◆ STATED PROBLEM ◆
Write out each line in which the string "screenshot" is present.

Figure dataset records:
* * * *

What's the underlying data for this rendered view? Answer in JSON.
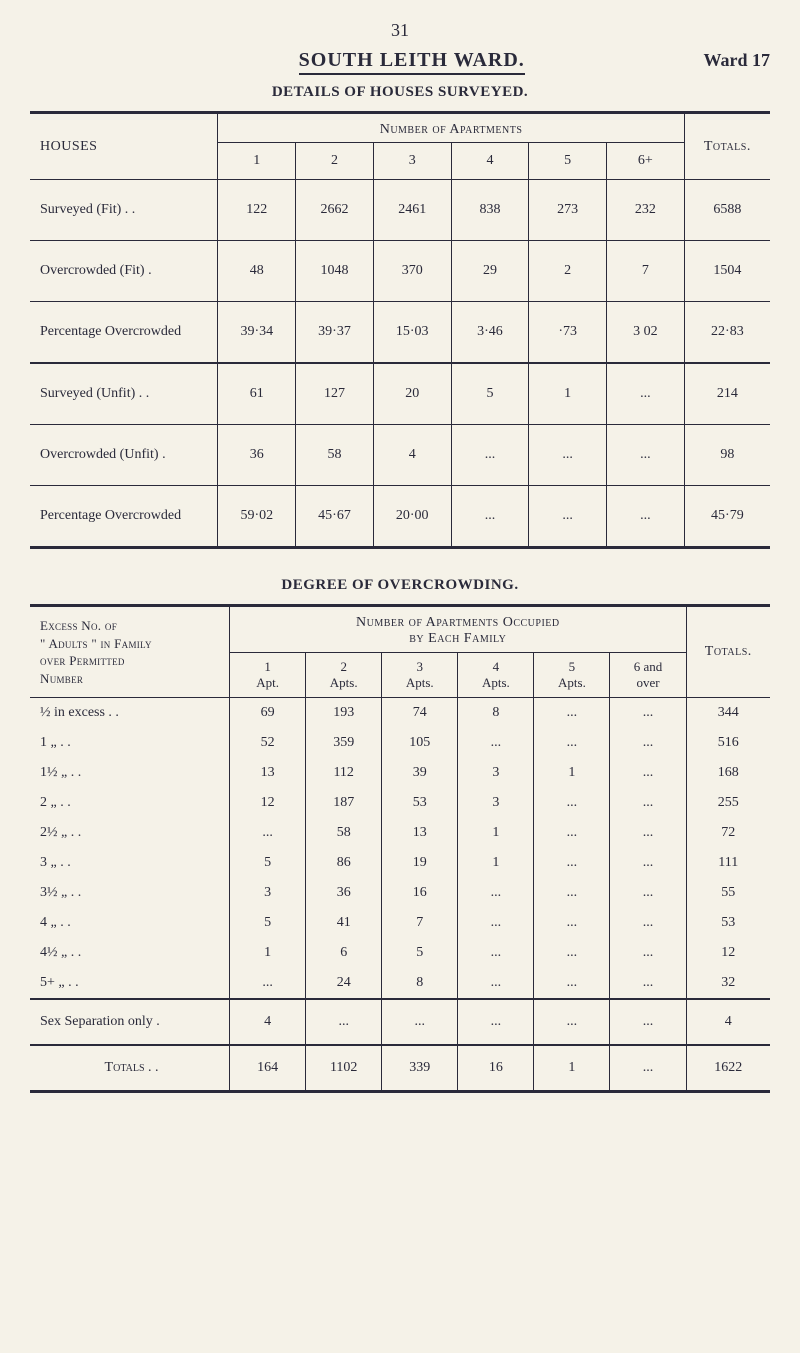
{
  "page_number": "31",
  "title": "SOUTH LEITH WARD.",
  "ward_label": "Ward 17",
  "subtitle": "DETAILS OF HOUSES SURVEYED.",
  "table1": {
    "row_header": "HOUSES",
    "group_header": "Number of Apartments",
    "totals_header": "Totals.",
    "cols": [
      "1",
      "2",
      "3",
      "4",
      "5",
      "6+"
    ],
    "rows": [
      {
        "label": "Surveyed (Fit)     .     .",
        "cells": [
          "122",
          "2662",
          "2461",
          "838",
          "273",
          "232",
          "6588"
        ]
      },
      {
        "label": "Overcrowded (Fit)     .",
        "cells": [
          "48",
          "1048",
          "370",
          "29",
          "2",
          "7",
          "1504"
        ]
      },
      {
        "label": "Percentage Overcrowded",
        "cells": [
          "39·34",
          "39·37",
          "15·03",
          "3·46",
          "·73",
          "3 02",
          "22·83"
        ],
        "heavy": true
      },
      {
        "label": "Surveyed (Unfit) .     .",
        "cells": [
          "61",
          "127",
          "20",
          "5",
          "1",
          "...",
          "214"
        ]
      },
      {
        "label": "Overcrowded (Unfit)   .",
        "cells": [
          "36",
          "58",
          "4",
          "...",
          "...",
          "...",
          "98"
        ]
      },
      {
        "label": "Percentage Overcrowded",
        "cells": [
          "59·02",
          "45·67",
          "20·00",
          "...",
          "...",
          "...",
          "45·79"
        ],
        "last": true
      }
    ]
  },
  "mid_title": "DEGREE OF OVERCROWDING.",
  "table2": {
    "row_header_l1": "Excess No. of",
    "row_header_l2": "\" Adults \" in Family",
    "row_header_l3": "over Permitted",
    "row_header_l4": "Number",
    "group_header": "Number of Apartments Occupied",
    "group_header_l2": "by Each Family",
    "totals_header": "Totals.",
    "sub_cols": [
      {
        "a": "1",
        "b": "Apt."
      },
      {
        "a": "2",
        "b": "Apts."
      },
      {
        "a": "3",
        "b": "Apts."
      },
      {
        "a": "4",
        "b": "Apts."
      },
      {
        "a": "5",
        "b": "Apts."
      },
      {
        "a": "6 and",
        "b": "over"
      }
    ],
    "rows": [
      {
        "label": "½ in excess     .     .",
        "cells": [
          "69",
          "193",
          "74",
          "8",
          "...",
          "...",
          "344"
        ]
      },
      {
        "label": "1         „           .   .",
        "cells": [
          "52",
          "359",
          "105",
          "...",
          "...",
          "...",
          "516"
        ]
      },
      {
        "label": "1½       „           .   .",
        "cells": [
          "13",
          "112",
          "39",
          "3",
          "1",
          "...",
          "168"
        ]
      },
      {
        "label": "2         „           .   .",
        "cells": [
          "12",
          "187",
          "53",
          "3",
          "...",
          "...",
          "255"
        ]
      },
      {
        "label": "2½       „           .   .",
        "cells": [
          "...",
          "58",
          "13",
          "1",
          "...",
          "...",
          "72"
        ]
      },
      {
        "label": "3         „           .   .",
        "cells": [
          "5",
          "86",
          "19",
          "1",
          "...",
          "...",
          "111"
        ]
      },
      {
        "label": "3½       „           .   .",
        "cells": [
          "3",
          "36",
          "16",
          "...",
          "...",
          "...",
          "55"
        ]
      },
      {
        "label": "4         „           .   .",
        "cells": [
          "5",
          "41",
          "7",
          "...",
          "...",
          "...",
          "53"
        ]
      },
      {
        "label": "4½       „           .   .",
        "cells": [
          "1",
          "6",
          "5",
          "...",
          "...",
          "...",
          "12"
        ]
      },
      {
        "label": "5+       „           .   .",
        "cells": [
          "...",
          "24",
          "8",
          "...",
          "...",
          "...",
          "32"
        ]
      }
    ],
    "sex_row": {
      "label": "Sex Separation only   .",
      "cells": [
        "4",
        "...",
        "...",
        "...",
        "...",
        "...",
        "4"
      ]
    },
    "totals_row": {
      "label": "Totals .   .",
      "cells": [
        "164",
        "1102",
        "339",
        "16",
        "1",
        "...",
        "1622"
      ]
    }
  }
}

* * * *

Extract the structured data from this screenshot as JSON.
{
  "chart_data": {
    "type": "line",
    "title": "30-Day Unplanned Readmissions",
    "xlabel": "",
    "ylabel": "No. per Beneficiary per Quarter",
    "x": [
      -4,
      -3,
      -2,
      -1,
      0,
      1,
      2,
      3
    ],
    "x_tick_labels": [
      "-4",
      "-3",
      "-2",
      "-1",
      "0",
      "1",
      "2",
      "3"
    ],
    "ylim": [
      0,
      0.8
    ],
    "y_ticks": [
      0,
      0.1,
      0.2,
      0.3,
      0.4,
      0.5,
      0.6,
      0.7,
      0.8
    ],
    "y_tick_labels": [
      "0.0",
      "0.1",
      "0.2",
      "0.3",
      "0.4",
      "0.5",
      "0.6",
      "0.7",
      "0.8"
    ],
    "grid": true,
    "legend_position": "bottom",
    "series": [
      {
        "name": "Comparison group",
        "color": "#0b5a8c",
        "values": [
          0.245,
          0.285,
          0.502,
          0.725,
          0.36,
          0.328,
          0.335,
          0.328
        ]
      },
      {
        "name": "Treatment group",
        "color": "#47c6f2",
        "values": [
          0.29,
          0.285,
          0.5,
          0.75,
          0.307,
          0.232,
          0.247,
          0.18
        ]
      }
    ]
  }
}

* * * *

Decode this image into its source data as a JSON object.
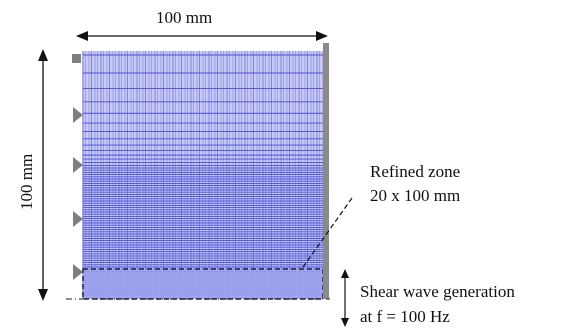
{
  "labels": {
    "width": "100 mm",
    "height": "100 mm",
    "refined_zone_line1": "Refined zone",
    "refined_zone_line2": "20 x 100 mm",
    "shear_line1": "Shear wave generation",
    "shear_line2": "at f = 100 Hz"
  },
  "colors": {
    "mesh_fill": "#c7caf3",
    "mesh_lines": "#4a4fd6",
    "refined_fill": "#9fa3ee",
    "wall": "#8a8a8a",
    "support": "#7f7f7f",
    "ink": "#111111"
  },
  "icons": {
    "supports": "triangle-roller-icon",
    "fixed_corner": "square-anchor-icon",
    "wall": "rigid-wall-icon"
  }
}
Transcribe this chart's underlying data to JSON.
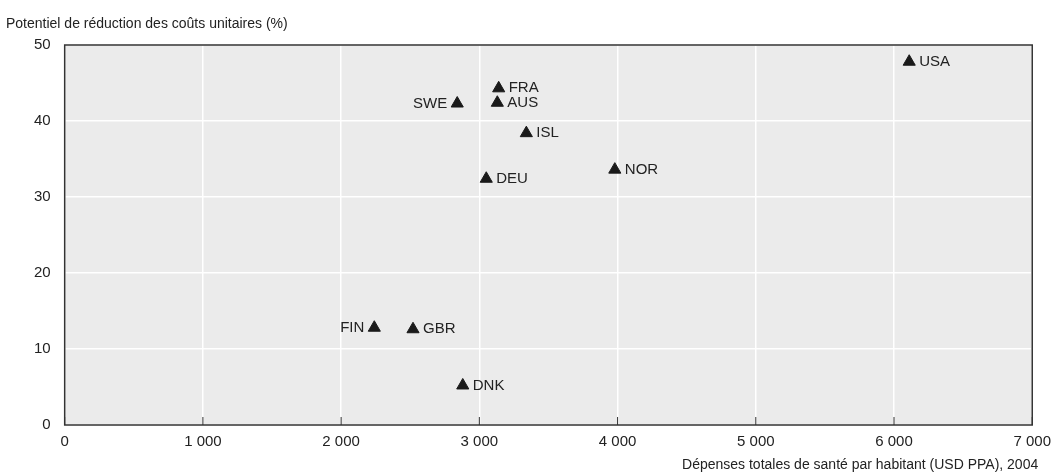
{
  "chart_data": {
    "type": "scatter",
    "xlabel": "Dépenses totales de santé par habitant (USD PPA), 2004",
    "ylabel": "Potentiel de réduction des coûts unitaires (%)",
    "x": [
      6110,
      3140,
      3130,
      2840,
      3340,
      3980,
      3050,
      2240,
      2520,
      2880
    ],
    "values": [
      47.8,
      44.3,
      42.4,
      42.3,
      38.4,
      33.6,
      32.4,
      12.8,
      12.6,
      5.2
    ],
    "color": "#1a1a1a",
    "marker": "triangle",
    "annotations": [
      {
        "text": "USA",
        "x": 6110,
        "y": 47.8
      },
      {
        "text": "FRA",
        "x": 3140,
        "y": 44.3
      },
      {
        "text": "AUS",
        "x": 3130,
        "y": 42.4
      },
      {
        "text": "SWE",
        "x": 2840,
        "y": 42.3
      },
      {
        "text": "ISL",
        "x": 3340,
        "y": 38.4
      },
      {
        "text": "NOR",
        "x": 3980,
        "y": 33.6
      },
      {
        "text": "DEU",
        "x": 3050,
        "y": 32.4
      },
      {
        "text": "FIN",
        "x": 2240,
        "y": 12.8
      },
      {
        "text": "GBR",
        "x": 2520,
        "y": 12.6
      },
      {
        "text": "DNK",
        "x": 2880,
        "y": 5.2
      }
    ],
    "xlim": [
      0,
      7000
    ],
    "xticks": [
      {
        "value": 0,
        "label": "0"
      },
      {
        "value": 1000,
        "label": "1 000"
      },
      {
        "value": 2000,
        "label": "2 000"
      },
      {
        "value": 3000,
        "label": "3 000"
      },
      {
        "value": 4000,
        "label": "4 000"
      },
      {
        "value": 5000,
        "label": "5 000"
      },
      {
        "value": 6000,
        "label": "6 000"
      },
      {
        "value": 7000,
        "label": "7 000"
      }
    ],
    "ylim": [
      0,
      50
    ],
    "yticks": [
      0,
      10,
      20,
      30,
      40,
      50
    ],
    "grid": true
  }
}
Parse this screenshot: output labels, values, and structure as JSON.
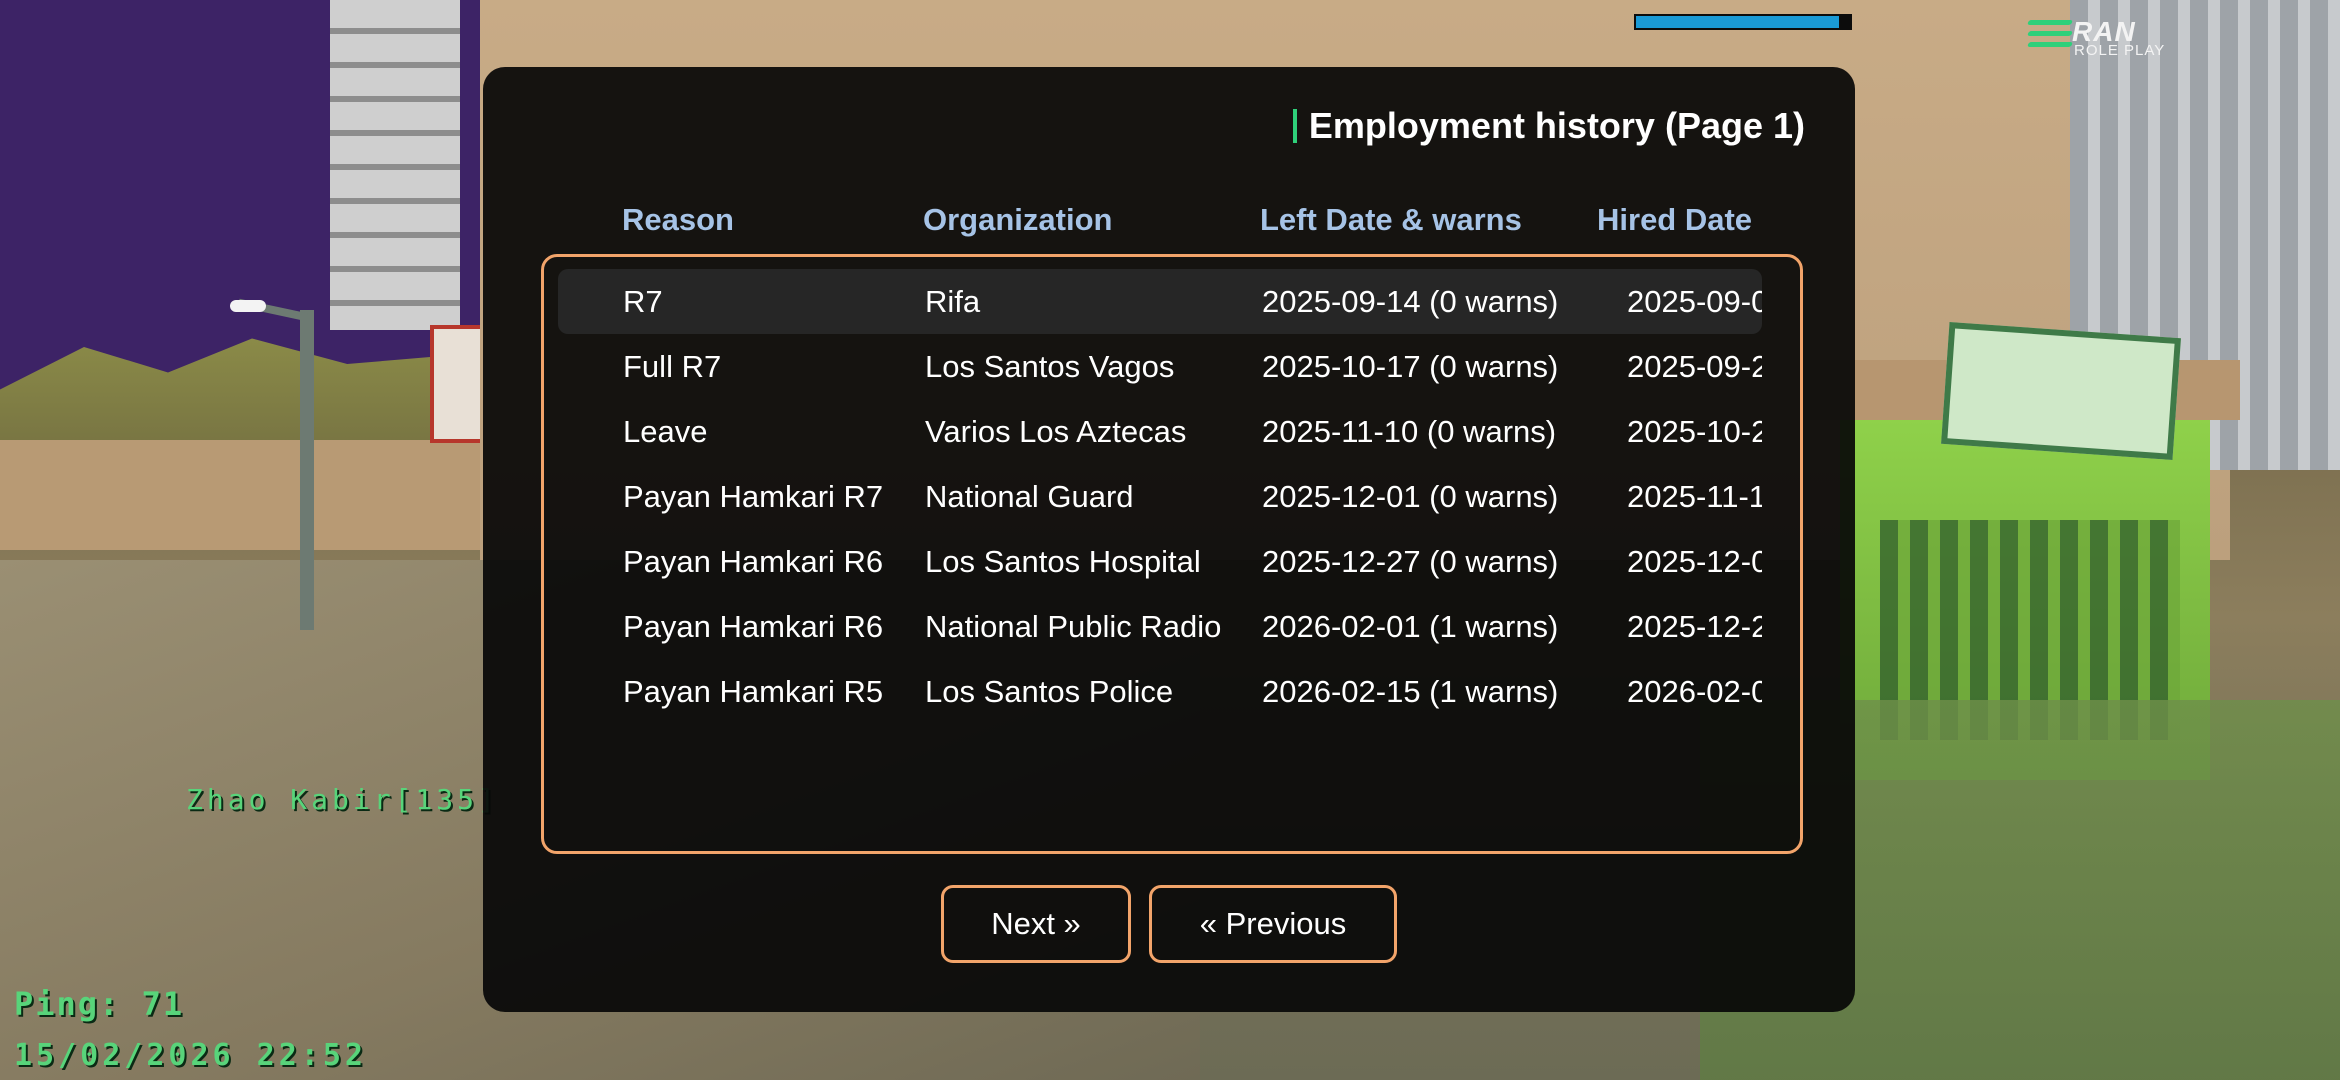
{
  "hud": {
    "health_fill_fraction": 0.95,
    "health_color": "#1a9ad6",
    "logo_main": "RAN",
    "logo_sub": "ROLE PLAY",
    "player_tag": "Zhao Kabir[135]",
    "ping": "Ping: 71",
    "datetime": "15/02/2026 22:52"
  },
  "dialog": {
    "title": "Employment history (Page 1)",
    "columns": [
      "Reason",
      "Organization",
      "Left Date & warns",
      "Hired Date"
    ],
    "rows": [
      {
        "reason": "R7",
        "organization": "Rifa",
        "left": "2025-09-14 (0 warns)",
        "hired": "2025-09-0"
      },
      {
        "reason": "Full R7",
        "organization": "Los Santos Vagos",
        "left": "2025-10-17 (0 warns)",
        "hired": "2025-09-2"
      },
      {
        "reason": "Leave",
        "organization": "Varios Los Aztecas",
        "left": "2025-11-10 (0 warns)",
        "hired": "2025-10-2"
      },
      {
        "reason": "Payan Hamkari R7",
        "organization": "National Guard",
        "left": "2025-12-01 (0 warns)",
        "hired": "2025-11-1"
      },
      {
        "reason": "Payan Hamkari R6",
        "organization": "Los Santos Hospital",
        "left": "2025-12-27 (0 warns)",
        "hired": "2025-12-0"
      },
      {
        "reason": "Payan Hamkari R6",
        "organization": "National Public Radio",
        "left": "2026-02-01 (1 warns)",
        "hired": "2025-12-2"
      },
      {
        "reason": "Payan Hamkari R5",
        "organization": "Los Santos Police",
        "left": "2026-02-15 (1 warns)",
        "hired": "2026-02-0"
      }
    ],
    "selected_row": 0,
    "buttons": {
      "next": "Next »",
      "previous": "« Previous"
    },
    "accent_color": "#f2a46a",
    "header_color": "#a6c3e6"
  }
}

* * * *

◆ EXPECTED ANSWER ◆
Extract the structured data from this screenshot as JSON.
Parse this screenshot: output labels, values, and structure as JSON.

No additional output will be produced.